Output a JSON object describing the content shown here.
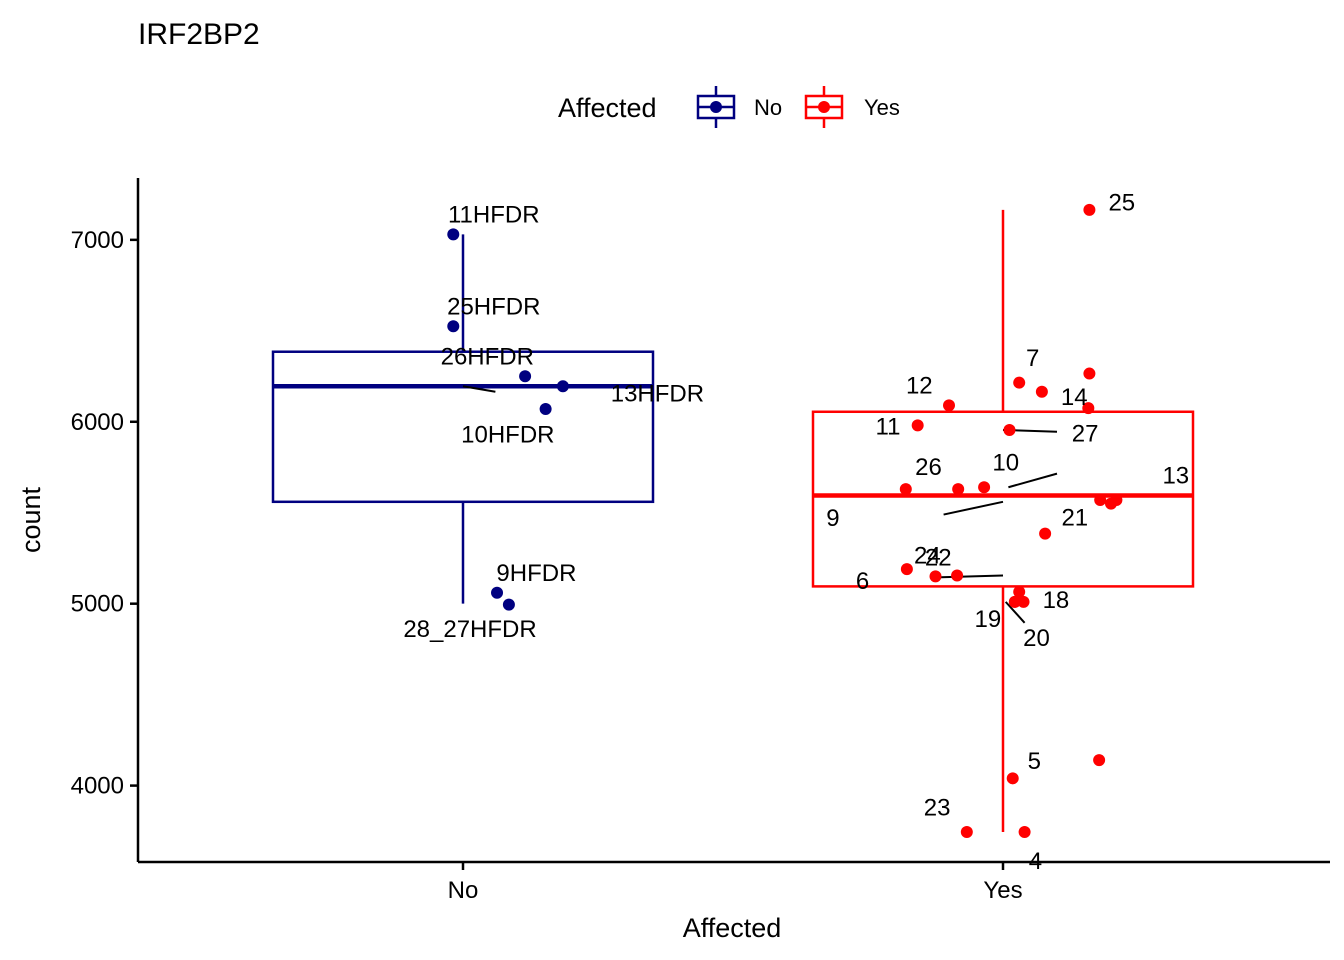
{
  "chart_data": {
    "type": "boxplot",
    "title": "IRF2BP2",
    "xlabel": "Affected",
    "ylabel": "count",
    "ylim": [
      3580,
      7340
    ],
    "y_ticks": [
      4000,
      5000,
      6000,
      7000
    ],
    "y_tick_labels": [
      "4000",
      "5000",
      "6000",
      "7000"
    ],
    "categories": [
      "No",
      "Yes"
    ],
    "legend": {
      "title": "Affected",
      "position": "top",
      "entries": [
        {
          "label": "No",
          "color": "#000080"
        },
        {
          "label": "Yes",
          "color": "#FF0000"
        }
      ]
    },
    "colors": {
      "No": "#000080",
      "Yes": "#FF0000",
      "axis": "#000000",
      "background": "#FFFFFF"
    },
    "boxes": [
      {
        "group": "No",
        "whisker_low": 5000,
        "q1": 5560,
        "median": 6195,
        "q3": 6385,
        "whisker_high": 7030
      },
      {
        "group": "Yes",
        "whisker_low": 3745,
        "q1": 5095,
        "median": 5595,
        "q3": 6055,
        "whisker_high": 7165
      }
    ],
    "points": [
      {
        "group": "No",
        "label": "11HFDR",
        "offset": -0.018,
        "value": 7030,
        "label_dx": 0.075,
        "label_value": 7140
      },
      {
        "group": "No",
        "label": "25HFDR",
        "offset": -0.018,
        "value": 6525,
        "label_dx": 0.075,
        "label_value": 6635
      },
      {
        "group": "No",
        "label": "26HFDR",
        "offset": 0.115,
        "value": 6250,
        "label_dx": -0.07,
        "label_value": 6360
      },
      {
        "group": "No",
        "label": "13HFDR",
        "offset": 0.185,
        "value": 6195,
        "label_dx": 0.175,
        "label_value": 6155
      },
      {
        "group": "No",
        "label": "10HFDR",
        "offset": 0.153,
        "value": 6070,
        "label_dx": -0.07,
        "label_value": 5930
      },
      {
        "group": "No",
        "label": "9HFDR",
        "offset": 0.063,
        "value": 5060,
        "label_dx": 0.073,
        "label_value": 5170
      },
      {
        "group": "No",
        "label": "28_27HFDR",
        "offset": 0.085,
        "value": 4995,
        "label_dx": -0.072,
        "label_value": 4860
      },
      {
        "group": "Yes",
        "label": "25",
        "offset": 0.16,
        "value": 7165,
        "label_dx": 0.06,
        "label_value": 7205
      },
      {
        "group": "Yes",
        "label": "7",
        "offset": 0.03,
        "value": 6215,
        "label_dx": 0.025,
        "label_value": 6350
      },
      {
        "group": "Yes",
        "label": "12",
        "offset": -0.1,
        "value": 6090,
        "label_dx": -0.055,
        "label_value": 6200
      },
      {
        "group": "Yes",
        "label": "14",
        "offset": 0.072,
        "value": 6165,
        "label_dx": 0.06,
        "label_value": 6135
      },
      {
        "group": "Yes",
        "label": "",
        "offset": 0.16,
        "value": 6265
      },
      {
        "group": "Yes",
        "label": "",
        "offset": 0.158,
        "value": 6075
      },
      {
        "group": "Yes",
        "label": "11",
        "offset": -0.158,
        "value": 5980,
        "label_dx": -0.055,
        "label_value": 5975
      },
      {
        "group": "Yes",
        "label": "27",
        "offset": 0.012,
        "value": 5955,
        "label_dx": 0.14,
        "label_value": 5935
      },
      {
        "group": "Yes",
        "label": "26",
        "offset": -0.083,
        "value": 5630,
        "label_dx": -0.055,
        "label_value": 5750
      },
      {
        "group": "Yes",
        "label": "10",
        "offset": -0.035,
        "value": 5640,
        "label_dx": 0.04,
        "label_value": 5775
      },
      {
        "group": "Yes",
        "label": "13",
        "offset": 0.18,
        "value": 5570,
        "label_dx": 0.14,
        "label_value": 5705
      },
      {
        "group": "Yes",
        "label": "9",
        "offset": -0.18,
        "value": 5630,
        "label_dx": -0.135,
        "label_value": 5470
      },
      {
        "group": "Yes",
        "label": "21",
        "offset": 0.078,
        "value": 5385,
        "label_dx": 0.055,
        "label_value": 5475
      },
      {
        "group": "Yes",
        "label": "",
        "offset": 0.2,
        "value": 5550
      },
      {
        "group": "Yes",
        "label": "",
        "offset": 0.21,
        "value": 5570
      },
      {
        "group": "Yes",
        "label": "24",
        "offset": -0.085,
        "value": 5155,
        "label_dx": -0.055,
        "label_value": 5265
      },
      {
        "group": "Yes",
        "label": "22",
        "offset": -0.178,
        "value": 5190,
        "label_dx": 0.058,
        "label_value": 5255
      },
      {
        "group": "Yes",
        "label": "6",
        "offset": -0.125,
        "value": 5150,
        "label_dx": -0.135,
        "label_value": 5125
      },
      {
        "group": "Yes",
        "label": "18",
        "offset": 0.038,
        "value": 5010,
        "label_dx": 0.06,
        "label_value": 5020
      },
      {
        "group": "Yes",
        "label": "",
        "offset": 0.03,
        "value": 5065
      },
      {
        "group": "Yes",
        "label": "19",
        "offset": 0.022,
        "value": 5010,
        "label_dx": -0.05,
        "label_value": 4915
      },
      {
        "group": "Yes",
        "label": "20",
        "offset": 0.022,
        "value": 5010,
        "label_dx": 0.04,
        "label_value": 4810
      },
      {
        "group": "Yes",
        "label": "5",
        "offset": 0.018,
        "value": 4040,
        "label_dx": 0.04,
        "label_value": 4135
      },
      {
        "group": "Yes",
        "label": "",
        "offset": 0.178,
        "value": 4140
      },
      {
        "group": "Yes",
        "label": "23",
        "offset": -0.067,
        "value": 3745,
        "label_dx": -0.055,
        "label_value": 3880
      },
      {
        "group": "Yes",
        "label": "4",
        "offset": 0.04,
        "value": 3745,
        "label_dx": 0.02,
        "label_value": 3585
      }
    ],
    "label_leader_lines": [
      {
        "group": "No",
        "label": "13HFDR",
        "from_offset": 0.0,
        "from_value": 6195,
        "to_offset": 0.06,
        "to_value": 6165
      },
      {
        "group": "Yes",
        "label": "27",
        "from_offset": 0.0,
        "from_value": 5955,
        "to_offset": 0.1,
        "to_value": 5945
      },
      {
        "group": "Yes",
        "label": "13",
        "from_offset": 0.01,
        "from_value": 5640,
        "to_offset": 0.1,
        "to_value": 5715
      },
      {
        "group": "Yes",
        "label": "9",
        "from_offset": -0.11,
        "from_value": 5490,
        "to_offset": 0.0,
        "to_value": 5560
      },
      {
        "group": "Yes",
        "label": "6",
        "from_offset": -0.115,
        "from_value": 5145,
        "to_offset": 0.0,
        "to_value": 5155
      },
      {
        "group": "Yes",
        "label": "20",
        "from_offset": 0.005,
        "from_value": 5010,
        "to_offset": 0.04,
        "to_value": 4895
      }
    ]
  }
}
########
Transcribe every entry above exactly. Omit all pictures.

Output a JSON object describing the content shown here.
{
  "chart_data": {
    "type": "boxplot",
    "title": "IRF2BP2",
    "xlabel": "Affected",
    "ylabel": "count",
    "ylim": [
      3580,
      7340
    ],
    "y_ticks": [
      4000,
      5000,
      6000,
      7000
    ],
    "y_tick_labels": [
      "4000",
      "5000",
      "6000",
      "7000"
    ],
    "categories": [
      "No",
      "Yes"
    ],
    "legend": {
      "title": "Affected",
      "position": "top",
      "entries": [
        {
          "label": "No",
          "color": "#000080"
        },
        {
          "label": "Yes",
          "color": "#FF0000"
        }
      ]
    },
    "colors": {
      "No": "#000080",
      "Yes": "#FF0000",
      "axis": "#000000",
      "background": "#FFFFFF"
    },
    "boxes": [
      {
        "group": "No",
        "whisker_low": 5000,
        "q1": 5560,
        "median": 6195,
        "q3": 6385,
        "whisker_high": 7030
      },
      {
        "group": "Yes",
        "whisker_low": 3745,
        "q1": 5095,
        "median": 5595,
        "q3": 6055,
        "whisker_high": 7165
      }
    ],
    "points": [
      {
        "group": "No",
        "label": "11HFDR",
        "offset": -0.018,
        "value": 7030,
        "label_dx": 0.075,
        "label_value": 7140
      },
      {
        "group": "No",
        "label": "25HFDR",
        "offset": -0.018,
        "value": 6525,
        "label_dx": 0.075,
        "label_value": 6635
      },
      {
        "group": "No",
        "label": "26HFDR",
        "offset": 0.115,
        "value": 6250,
        "label_dx": -0.07,
        "label_value": 6360
      },
      {
        "group": "No",
        "label": "13HFDR",
        "offset": 0.185,
        "value": 6195,
        "label_dx": 0.175,
        "label_value": 6155
      },
      {
        "group": "No",
        "label": "10HFDR",
        "offset": 0.153,
        "value": 6070,
        "label_dx": -0.07,
        "label_value": 5930
      },
      {
        "group": "No",
        "label": "9HFDR",
        "offset": 0.063,
        "value": 5060,
        "label_dx": 0.073,
        "label_value": 5170
      },
      {
        "group": "No",
        "label": "28_27HFDR",
        "offset": 0.085,
        "value": 4995,
        "label_dx": -0.072,
        "label_value": 4860
      },
      {
        "group": "Yes",
        "label": "25",
        "offset": 0.16,
        "value": 7165,
        "label_dx": 0.06,
        "label_value": 7205
      },
      {
        "group": "Yes",
        "label": "7",
        "offset": 0.03,
        "value": 6215,
        "label_dx": 0.025,
        "label_value": 6350
      },
      {
        "group": "Yes",
        "label": "12",
        "offset": -0.1,
        "value": 6090,
        "label_dx": -0.055,
        "label_value": 6200
      },
      {
        "group": "Yes",
        "label": "14",
        "offset": 0.072,
        "value": 6165,
        "label_dx": 0.06,
        "label_value": 6135
      },
      {
        "group": "Yes",
        "label": "",
        "offset": 0.16,
        "value": 6265
      },
      {
        "group": "Yes",
        "label": "",
        "offset": 0.158,
        "value": 6075
      },
      {
        "group": "Yes",
        "label": "11",
        "offset": -0.158,
        "value": 5980,
        "label_dx": -0.055,
        "label_value": 5975
      },
      {
        "group": "Yes",
        "label": "27",
        "offset": 0.012,
        "value": 5955,
        "label_dx": 0.14,
        "label_value": 5935
      },
      {
        "group": "Yes",
        "label": "26",
        "offset": -0.083,
        "value": 5630,
        "label_dx": -0.055,
        "label_value": 5750
      },
      {
        "group": "Yes",
        "label": "10",
        "offset": -0.035,
        "value": 5640,
        "label_dx": 0.04,
        "label_value": 5775
      },
      {
        "group": "Yes",
        "label": "13",
        "offset": 0.18,
        "value": 5570,
        "label_dx": 0.14,
        "label_value": 5705
      },
      {
        "group": "Yes",
        "label": "9",
        "offset": -0.18,
        "value": 5630,
        "label_dx": -0.135,
        "label_value": 5470
      },
      {
        "group": "Yes",
        "label": "21",
        "offset": 0.078,
        "value": 5385,
        "label_dx": 0.055,
        "label_value": 5475
      },
      {
        "group": "Yes",
        "label": "",
        "offset": 0.2,
        "value": 5550
      },
      {
        "group": "Yes",
        "label": "",
        "offset": 0.21,
        "value": 5570
      },
      {
        "group": "Yes",
        "label": "24",
        "offset": -0.085,
        "value": 5155,
        "label_dx": -0.055,
        "label_value": 5265
      },
      {
        "group": "Yes",
        "label": "22",
        "offset": -0.178,
        "value": 5190,
        "label_dx": 0.058,
        "label_value": 5255
      },
      {
        "group": "Yes",
        "label": "6",
        "offset": -0.125,
        "value": 5150,
        "label_dx": -0.135,
        "label_value": 5125
      },
      {
        "group": "Yes",
        "label": "18",
        "offset": 0.038,
        "value": 5010,
        "label_dx": 0.06,
        "label_value": 5020
      },
      {
        "group": "Yes",
        "label": "",
        "offset": 0.03,
        "value": 5065
      },
      {
        "group": "Yes",
        "label": "19",
        "offset": 0.022,
        "value": 5010,
        "label_dx": -0.05,
        "label_value": 4915
      },
      {
        "group": "Yes",
        "label": "20",
        "offset": 0.022,
        "value": 5010,
        "label_dx": 0.04,
        "label_value": 4810
      },
      {
        "group": "Yes",
        "label": "5",
        "offset": 0.018,
        "value": 4040,
        "label_dx": 0.04,
        "label_value": 4135
      },
      {
        "group": "Yes",
        "label": "",
        "offset": 0.178,
        "value": 4140
      },
      {
        "group": "Yes",
        "label": "23",
        "offset": -0.067,
        "value": 3745,
        "label_dx": -0.055,
        "label_value": 3880
      },
      {
        "group": "Yes",
        "label": "4",
        "offset": 0.04,
        "value": 3745,
        "label_dx": 0.02,
        "label_value": 3585
      }
    ],
    "label_leader_lines": [
      {
        "group": "No",
        "label": "13HFDR",
        "from_offset": 0.0,
        "from_value": 6195,
        "to_offset": 0.06,
        "to_value": 6165
      },
      {
        "group": "Yes",
        "label": "27",
        "from_offset": 0.0,
        "from_value": 5955,
        "to_offset": 0.1,
        "to_value": 5945
      },
      {
        "group": "Yes",
        "label": "13",
        "from_offset": 0.01,
        "from_value": 5640,
        "to_offset": 0.1,
        "to_value": 5715
      },
      {
        "group": "Yes",
        "label": "9",
        "from_offset": -0.11,
        "from_value": 5490,
        "to_offset": 0.0,
        "to_value": 5560
      },
      {
        "group": "Yes",
        "label": "6",
        "from_offset": -0.115,
        "from_value": 5145,
        "to_offset": 0.0,
        "to_value": 5155
      },
      {
        "group": "Yes",
        "label": "20",
        "from_offset": 0.005,
        "from_value": 5010,
        "to_offset": 0.04,
        "to_value": 4895
      }
    ]
  }
}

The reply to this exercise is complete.